:: Source data

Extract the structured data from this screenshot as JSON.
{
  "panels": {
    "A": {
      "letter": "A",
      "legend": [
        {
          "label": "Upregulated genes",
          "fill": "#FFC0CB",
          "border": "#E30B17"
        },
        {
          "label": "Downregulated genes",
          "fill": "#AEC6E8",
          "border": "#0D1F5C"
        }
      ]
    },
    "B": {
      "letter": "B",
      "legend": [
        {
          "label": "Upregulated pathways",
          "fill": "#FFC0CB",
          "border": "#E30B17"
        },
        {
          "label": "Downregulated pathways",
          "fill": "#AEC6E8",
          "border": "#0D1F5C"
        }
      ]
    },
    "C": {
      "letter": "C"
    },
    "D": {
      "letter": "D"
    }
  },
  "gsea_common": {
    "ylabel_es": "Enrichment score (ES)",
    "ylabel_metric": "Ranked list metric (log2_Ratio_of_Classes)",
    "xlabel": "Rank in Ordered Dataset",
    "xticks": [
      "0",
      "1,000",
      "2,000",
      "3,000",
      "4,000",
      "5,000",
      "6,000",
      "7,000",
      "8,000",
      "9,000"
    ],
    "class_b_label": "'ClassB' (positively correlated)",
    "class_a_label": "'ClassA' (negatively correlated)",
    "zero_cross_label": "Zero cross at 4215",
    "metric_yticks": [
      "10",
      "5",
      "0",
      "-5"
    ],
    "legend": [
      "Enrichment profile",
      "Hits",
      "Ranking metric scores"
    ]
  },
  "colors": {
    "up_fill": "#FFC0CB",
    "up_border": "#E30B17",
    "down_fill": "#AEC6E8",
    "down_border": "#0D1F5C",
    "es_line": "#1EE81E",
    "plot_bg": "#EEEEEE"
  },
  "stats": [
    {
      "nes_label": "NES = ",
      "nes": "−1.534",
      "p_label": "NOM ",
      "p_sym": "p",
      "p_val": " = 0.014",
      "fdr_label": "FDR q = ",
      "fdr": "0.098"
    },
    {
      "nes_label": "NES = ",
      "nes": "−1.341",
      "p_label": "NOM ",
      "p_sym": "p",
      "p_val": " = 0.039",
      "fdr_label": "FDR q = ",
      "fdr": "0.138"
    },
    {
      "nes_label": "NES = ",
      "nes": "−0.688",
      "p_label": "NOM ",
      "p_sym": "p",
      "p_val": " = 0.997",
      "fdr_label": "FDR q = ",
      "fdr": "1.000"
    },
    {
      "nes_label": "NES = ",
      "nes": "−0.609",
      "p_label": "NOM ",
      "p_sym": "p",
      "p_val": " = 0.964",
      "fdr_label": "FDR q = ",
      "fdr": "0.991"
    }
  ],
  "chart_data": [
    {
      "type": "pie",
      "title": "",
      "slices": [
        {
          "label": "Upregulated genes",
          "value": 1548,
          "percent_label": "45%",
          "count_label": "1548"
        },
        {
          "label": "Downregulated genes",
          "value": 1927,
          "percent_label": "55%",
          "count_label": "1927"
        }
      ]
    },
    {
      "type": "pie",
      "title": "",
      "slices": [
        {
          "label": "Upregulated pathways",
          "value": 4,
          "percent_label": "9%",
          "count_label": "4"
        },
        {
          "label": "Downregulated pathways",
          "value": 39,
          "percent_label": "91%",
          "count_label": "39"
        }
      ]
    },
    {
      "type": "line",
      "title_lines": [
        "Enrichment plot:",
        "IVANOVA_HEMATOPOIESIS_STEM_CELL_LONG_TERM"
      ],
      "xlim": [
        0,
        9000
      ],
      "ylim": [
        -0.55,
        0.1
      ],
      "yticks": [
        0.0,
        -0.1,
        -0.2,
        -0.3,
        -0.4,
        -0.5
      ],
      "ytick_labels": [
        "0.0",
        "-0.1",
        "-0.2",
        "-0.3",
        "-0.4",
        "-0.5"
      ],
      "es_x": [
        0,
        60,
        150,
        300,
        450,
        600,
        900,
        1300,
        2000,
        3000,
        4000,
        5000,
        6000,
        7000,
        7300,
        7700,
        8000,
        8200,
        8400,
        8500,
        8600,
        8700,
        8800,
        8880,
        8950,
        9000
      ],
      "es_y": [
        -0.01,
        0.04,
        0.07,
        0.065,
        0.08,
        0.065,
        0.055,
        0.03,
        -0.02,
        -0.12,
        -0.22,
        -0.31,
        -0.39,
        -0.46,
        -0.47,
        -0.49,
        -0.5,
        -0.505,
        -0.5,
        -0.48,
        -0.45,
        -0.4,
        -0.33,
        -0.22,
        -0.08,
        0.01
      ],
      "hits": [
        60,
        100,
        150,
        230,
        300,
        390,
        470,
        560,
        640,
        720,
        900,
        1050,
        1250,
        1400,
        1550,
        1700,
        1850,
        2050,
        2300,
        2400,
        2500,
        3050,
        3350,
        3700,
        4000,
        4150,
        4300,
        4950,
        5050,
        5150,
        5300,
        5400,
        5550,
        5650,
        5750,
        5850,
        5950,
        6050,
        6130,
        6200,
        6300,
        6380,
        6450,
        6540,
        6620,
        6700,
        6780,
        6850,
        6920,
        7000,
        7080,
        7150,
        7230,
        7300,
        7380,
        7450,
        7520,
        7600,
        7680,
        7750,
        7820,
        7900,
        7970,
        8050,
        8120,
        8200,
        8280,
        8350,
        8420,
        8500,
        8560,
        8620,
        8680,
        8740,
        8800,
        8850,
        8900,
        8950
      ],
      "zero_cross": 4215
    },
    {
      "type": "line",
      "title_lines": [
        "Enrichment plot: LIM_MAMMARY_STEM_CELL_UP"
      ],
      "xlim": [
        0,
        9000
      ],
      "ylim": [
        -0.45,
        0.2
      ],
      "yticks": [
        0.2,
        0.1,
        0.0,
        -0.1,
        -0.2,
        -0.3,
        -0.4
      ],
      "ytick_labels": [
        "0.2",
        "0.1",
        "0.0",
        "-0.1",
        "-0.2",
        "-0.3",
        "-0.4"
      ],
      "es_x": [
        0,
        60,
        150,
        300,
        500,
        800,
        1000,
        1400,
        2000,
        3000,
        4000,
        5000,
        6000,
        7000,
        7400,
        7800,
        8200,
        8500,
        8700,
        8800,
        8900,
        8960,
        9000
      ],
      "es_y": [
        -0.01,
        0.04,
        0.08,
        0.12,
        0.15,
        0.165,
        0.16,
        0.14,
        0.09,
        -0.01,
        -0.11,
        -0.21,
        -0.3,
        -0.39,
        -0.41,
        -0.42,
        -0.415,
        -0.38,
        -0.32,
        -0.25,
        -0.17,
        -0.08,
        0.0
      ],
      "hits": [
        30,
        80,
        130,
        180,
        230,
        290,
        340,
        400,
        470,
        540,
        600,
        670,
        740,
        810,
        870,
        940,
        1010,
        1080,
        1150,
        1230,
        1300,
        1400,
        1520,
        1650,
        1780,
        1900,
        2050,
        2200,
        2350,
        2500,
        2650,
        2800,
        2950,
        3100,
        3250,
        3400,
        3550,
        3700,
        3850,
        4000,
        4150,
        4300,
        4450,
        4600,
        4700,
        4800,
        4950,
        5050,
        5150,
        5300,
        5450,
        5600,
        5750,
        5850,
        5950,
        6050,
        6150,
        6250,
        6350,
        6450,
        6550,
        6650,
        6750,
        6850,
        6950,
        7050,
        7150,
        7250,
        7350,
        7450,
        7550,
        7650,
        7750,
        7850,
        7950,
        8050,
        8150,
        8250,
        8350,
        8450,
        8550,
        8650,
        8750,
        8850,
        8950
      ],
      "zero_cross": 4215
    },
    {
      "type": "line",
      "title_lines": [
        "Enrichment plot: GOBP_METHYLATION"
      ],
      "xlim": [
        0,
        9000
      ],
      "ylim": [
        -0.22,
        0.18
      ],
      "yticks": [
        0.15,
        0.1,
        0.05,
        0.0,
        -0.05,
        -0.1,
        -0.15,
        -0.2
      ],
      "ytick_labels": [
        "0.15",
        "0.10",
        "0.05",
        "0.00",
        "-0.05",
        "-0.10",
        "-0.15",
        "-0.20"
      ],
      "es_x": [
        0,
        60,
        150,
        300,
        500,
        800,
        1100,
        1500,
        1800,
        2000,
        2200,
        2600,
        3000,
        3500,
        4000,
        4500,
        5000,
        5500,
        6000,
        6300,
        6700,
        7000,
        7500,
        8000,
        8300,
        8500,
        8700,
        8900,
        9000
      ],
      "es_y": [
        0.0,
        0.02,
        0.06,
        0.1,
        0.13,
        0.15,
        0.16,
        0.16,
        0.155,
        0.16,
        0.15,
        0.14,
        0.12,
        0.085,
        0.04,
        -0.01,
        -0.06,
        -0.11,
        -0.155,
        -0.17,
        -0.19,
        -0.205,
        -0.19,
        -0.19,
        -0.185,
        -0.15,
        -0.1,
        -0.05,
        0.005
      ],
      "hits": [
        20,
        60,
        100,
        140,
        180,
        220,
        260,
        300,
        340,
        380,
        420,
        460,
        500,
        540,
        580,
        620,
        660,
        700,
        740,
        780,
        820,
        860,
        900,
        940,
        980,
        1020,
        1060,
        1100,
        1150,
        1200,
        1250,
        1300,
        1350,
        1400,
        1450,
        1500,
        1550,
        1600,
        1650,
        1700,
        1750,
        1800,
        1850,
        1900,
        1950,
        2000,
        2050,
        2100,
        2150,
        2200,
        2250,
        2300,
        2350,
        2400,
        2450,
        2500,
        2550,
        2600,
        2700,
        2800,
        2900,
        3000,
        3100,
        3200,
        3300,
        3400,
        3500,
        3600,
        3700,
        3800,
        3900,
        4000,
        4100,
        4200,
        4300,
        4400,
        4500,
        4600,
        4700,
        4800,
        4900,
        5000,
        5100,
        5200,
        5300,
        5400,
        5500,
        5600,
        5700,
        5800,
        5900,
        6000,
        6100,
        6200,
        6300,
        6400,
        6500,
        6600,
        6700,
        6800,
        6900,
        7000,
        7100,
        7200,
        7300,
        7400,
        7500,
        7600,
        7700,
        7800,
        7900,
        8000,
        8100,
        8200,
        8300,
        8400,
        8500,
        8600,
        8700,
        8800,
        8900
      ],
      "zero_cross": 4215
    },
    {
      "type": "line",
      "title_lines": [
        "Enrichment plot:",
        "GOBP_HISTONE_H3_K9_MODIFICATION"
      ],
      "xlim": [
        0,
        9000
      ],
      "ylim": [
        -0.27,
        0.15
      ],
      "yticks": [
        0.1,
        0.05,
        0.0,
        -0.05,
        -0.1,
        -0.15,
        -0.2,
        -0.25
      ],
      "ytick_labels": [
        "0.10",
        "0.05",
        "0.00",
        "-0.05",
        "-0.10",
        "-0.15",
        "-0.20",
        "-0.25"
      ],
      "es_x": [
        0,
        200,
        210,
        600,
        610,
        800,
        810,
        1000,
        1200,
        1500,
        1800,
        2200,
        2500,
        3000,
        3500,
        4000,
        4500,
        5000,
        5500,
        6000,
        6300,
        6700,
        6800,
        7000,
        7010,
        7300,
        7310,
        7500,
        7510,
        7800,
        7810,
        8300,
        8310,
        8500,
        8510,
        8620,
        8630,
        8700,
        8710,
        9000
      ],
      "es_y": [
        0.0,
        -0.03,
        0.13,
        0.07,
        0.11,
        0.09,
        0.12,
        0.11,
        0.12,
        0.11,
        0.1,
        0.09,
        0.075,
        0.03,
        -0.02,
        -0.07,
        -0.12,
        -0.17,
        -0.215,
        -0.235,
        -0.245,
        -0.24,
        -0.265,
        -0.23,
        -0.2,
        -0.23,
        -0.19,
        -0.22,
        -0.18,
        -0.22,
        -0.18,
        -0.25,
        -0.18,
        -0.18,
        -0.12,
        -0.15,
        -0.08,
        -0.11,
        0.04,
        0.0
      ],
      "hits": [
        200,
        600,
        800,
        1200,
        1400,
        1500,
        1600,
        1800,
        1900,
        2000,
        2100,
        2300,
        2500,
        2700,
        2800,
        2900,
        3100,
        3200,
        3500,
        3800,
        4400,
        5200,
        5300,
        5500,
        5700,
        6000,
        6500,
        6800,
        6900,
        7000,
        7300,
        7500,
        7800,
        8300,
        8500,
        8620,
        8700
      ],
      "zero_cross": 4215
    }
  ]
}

::::

> [Requirement]: Return each line from the entries above that includes "correlated".

> [Task result]:
    "class_b_label": "'ClassB' (positively correlated)",
    "class_a_label": "'ClassA' (negatively correlated)",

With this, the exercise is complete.